** Start SOURCE RECORDS **

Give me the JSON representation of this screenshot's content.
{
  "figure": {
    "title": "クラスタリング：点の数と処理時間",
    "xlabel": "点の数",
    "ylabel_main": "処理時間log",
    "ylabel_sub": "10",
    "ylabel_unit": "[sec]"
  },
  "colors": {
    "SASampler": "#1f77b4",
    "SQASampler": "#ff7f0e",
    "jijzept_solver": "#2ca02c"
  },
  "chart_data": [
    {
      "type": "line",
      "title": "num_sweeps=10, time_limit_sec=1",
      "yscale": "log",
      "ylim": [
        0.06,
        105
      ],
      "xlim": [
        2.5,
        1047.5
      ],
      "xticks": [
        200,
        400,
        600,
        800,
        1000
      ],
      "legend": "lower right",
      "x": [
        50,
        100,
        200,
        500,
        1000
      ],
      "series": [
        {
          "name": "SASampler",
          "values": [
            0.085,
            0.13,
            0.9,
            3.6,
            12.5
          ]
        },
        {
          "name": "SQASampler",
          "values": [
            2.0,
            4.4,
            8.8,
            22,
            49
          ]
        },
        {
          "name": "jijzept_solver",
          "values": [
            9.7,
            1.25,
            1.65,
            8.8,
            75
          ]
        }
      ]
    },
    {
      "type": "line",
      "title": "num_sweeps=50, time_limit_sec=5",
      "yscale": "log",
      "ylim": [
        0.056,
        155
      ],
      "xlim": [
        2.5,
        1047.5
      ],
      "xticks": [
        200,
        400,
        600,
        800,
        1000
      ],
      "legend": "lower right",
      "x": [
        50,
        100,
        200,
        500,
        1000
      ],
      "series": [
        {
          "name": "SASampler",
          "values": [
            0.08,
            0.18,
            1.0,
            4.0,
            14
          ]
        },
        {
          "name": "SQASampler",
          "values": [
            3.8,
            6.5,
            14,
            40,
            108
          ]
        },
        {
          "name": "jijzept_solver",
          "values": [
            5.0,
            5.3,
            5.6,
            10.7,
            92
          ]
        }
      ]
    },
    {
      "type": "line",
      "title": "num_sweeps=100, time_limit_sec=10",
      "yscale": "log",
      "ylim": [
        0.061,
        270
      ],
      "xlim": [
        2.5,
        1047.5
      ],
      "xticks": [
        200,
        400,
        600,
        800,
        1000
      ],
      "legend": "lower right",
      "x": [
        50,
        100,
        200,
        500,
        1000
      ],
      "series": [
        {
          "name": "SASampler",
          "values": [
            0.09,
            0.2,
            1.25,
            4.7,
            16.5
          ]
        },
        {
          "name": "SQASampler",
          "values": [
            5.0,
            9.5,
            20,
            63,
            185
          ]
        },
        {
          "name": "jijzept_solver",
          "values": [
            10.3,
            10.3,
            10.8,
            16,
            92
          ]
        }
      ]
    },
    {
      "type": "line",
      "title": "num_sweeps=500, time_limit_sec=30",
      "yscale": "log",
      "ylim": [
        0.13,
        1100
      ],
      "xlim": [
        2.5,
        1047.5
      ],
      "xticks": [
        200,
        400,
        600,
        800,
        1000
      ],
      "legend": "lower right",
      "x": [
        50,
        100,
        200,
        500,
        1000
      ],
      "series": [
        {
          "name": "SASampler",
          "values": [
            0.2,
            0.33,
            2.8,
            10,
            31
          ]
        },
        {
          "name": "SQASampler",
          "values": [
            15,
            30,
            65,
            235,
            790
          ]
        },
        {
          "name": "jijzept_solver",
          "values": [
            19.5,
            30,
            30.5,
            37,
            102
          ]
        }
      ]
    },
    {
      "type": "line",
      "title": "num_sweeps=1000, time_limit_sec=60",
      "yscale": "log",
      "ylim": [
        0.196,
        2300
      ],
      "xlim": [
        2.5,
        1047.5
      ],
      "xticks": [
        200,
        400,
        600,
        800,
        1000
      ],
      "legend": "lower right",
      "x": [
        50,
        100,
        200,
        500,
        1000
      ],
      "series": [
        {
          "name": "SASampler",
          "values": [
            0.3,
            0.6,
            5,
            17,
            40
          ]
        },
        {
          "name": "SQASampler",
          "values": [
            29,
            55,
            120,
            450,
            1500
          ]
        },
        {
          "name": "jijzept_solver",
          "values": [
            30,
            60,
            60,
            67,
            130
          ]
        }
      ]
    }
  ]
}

** End SOURCE RECORDS **

■ EXERCISE GOAL
Output the entries exactly.

■ ANSWER TO THIS PROBLEM
Give me the JSON representation of this screenshot's content.
{
  "figure": {
    "title": "クラスタリング：点の数と処理時間",
    "xlabel": "点の数",
    "ylabel_main": "処理時間log",
    "ylabel_sub": "10",
    "ylabel_unit": "[sec]"
  },
  "colors": {
    "SASampler": "#1f77b4",
    "SQASampler": "#ff7f0e",
    "jijzept_solver": "#2ca02c"
  },
  "chart_data": [
    {
      "type": "line",
      "title": "num_sweeps=10, time_limit_sec=1",
      "yscale": "log",
      "ylim": [
        0.06,
        105
      ],
      "xlim": [
        2.5,
        1047.5
      ],
      "xticks": [
        200,
        400,
        600,
        800,
        1000
      ],
      "legend": "lower right",
      "x": [
        50,
        100,
        200,
        500,
        1000
      ],
      "series": [
        {
          "name": "SASampler",
          "values": [
            0.085,
            0.13,
            0.9,
            3.6,
            12.5
          ]
        },
        {
          "name": "SQASampler",
          "values": [
            2.0,
            4.4,
            8.8,
            22,
            49
          ]
        },
        {
          "name": "jijzept_solver",
          "values": [
            9.7,
            1.25,
            1.65,
            8.8,
            75
          ]
        }
      ]
    },
    {
      "type": "line",
      "title": "num_sweeps=50, time_limit_sec=5",
      "yscale": "log",
      "ylim": [
        0.056,
        155
      ],
      "xlim": [
        2.5,
        1047.5
      ],
      "xticks": [
        200,
        400,
        600,
        800,
        1000
      ],
      "legend": "lower right",
      "x": [
        50,
        100,
        200,
        500,
        1000
      ],
      "series": [
        {
          "name": "SASampler",
          "values": [
            0.08,
            0.18,
            1.0,
            4.0,
            14
          ]
        },
        {
          "name": "SQASampler",
          "values": [
            3.8,
            6.5,
            14,
            40,
            108
          ]
        },
        {
          "name": "jijzept_solver",
          "values": [
            5.0,
            5.3,
            5.6,
            10.7,
            92
          ]
        }
      ]
    },
    {
      "type": "line",
      "title": "num_sweeps=100, time_limit_sec=10",
      "yscale": "log",
      "ylim": [
        0.061,
        270
      ],
      "xlim": [
        2.5,
        1047.5
      ],
      "xticks": [
        200,
        400,
        600,
        800,
        1000
      ],
      "legend": "lower right",
      "x": [
        50,
        100,
        200,
        500,
        1000
      ],
      "series": [
        {
          "name": "SASampler",
          "values": [
            0.09,
            0.2,
            1.25,
            4.7,
            16.5
          ]
        },
        {
          "name": "SQASampler",
          "values": [
            5.0,
            9.5,
            20,
            63,
            185
          ]
        },
        {
          "name": "jijzept_solver",
          "values": [
            10.3,
            10.3,
            10.8,
            16,
            92
          ]
        }
      ]
    },
    {
      "type": "line",
      "title": "num_sweeps=500, time_limit_sec=30",
      "yscale": "log",
      "ylim": [
        0.13,
        1100
      ],
      "xlim": [
        2.5,
        1047.5
      ],
      "xticks": [
        200,
        400,
        600,
        800,
        1000
      ],
      "legend": "lower right",
      "x": [
        50,
        100,
        200,
        500,
        1000
      ],
      "series": [
        {
          "name": "SASampler",
          "values": [
            0.2,
            0.33,
            2.8,
            10,
            31
          ]
        },
        {
          "name": "SQASampler",
          "values": [
            15,
            30,
            65,
            235,
            790
          ]
        },
        {
          "name": "jijzept_solver",
          "values": [
            19.5,
            30,
            30.5,
            37,
            102
          ]
        }
      ]
    },
    {
      "type": "line",
      "title": "num_sweeps=1000, time_limit_sec=60",
      "yscale": "log",
      "ylim": [
        0.196,
        2300
      ],
      "xlim": [
        2.5,
        1047.5
      ],
      "xticks": [
        200,
        400,
        600,
        800,
        1000
      ],
      "legend": "lower right",
      "x": [
        50,
        100,
        200,
        500,
        1000
      ],
      "series": [
        {
          "name": "SASampler",
          "values": [
            0.3,
            0.6,
            5,
            17,
            40
          ]
        },
        {
          "name": "SQASampler",
          "values": [
            29,
            55,
            120,
            450,
            1500
          ]
        },
        {
          "name": "jijzept_solver",
          "values": [
            30,
            60,
            60,
            67,
            130
          ]
        }
      ]
    }
  ]
}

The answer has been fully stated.